### DATASET RECORDS
-------------------------

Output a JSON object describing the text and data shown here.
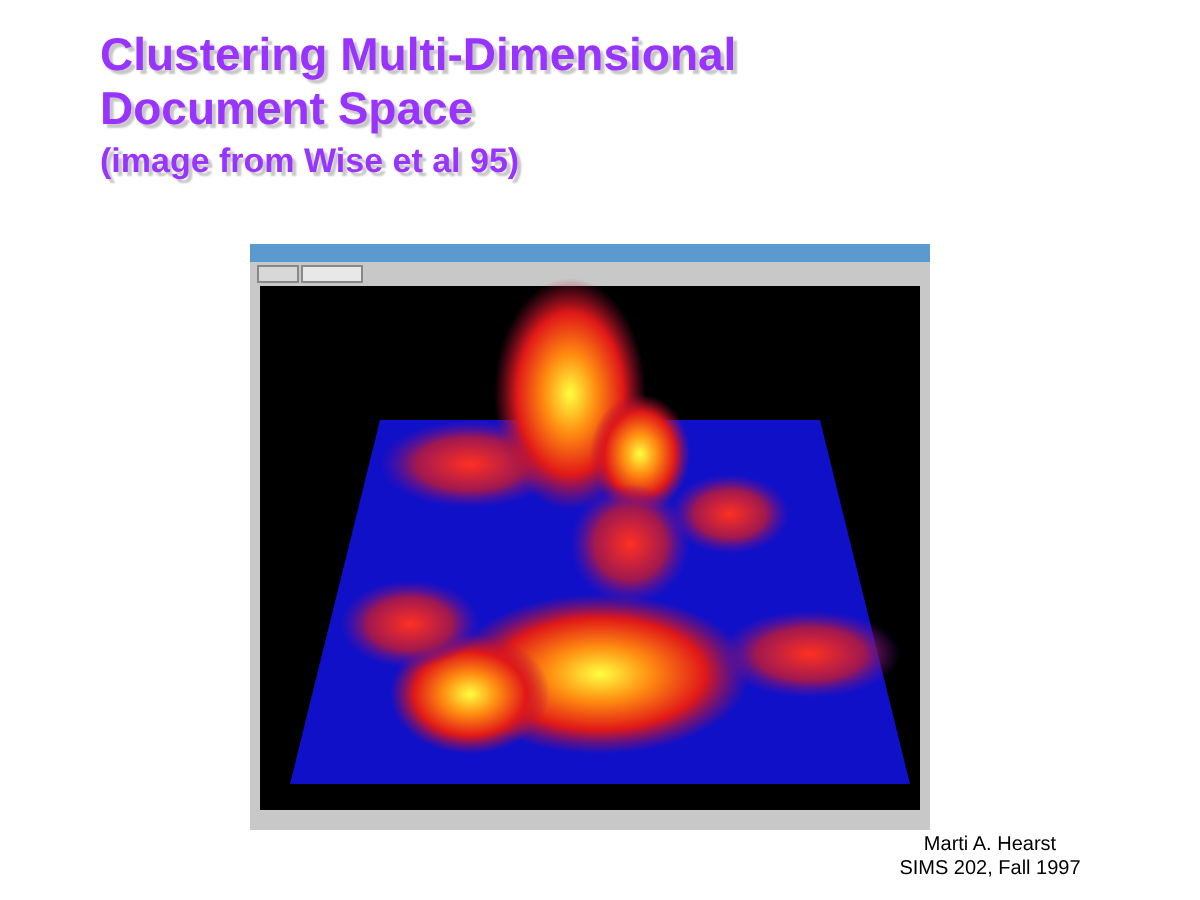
{
  "title_lines": [
    "Clustering Multi-Dimensional",
    "Document Space"
  ],
  "subtitle": "(image from Wise et al 95)",
  "credit_lines": [
    "Marti A. Hearst",
    "SIMS 202, Fall 1997"
  ]
}
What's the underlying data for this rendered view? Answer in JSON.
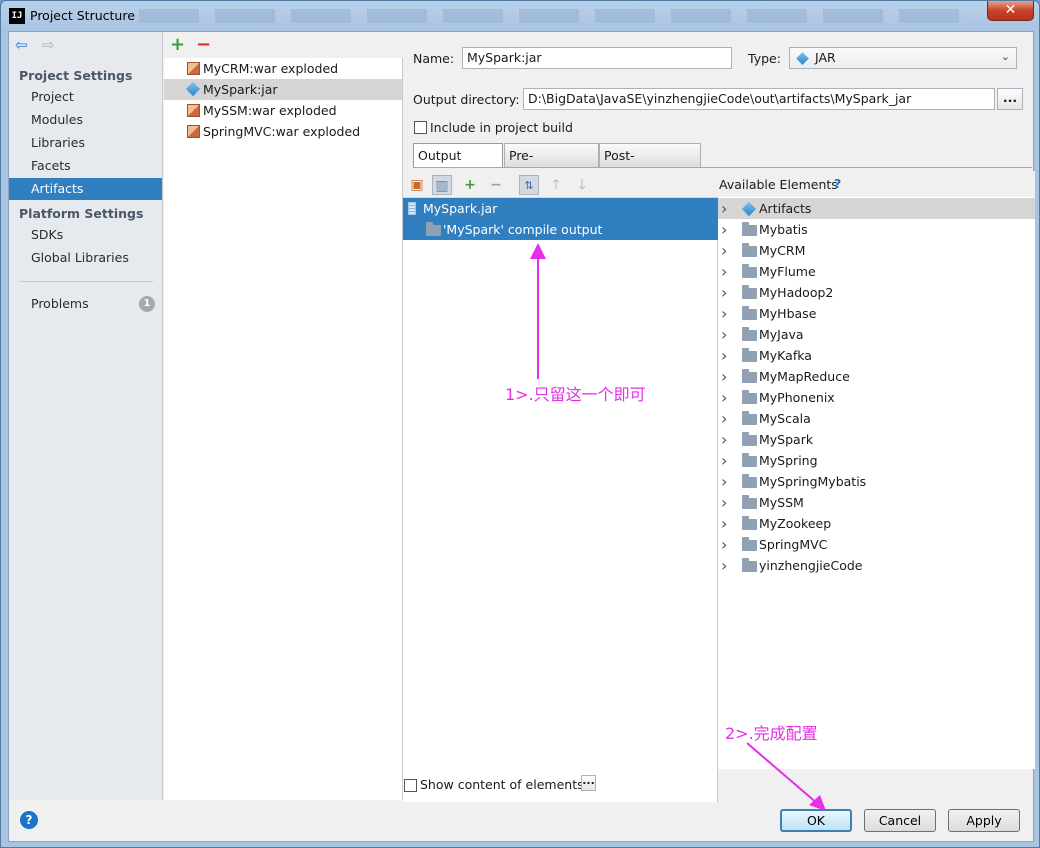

-------------------------

### TASK
Copy the listing in full and without alteration, omitting every picture.

### OUTPUT FOR THIS EXERCISE
Output a JSON object describing the text and data shown here.
{
  "title_lines": [
    "Clustering Multi-Dimensional",
    "Document Space"
  ],
  "subtitle": "(image from Wise et al 95)",
  "credit_lines": [
    "Marti A. Hearst",
    "SIMS 202, Fall 1997"
  ]
}
What's the underlying data for this rendered view? Answer in JSON.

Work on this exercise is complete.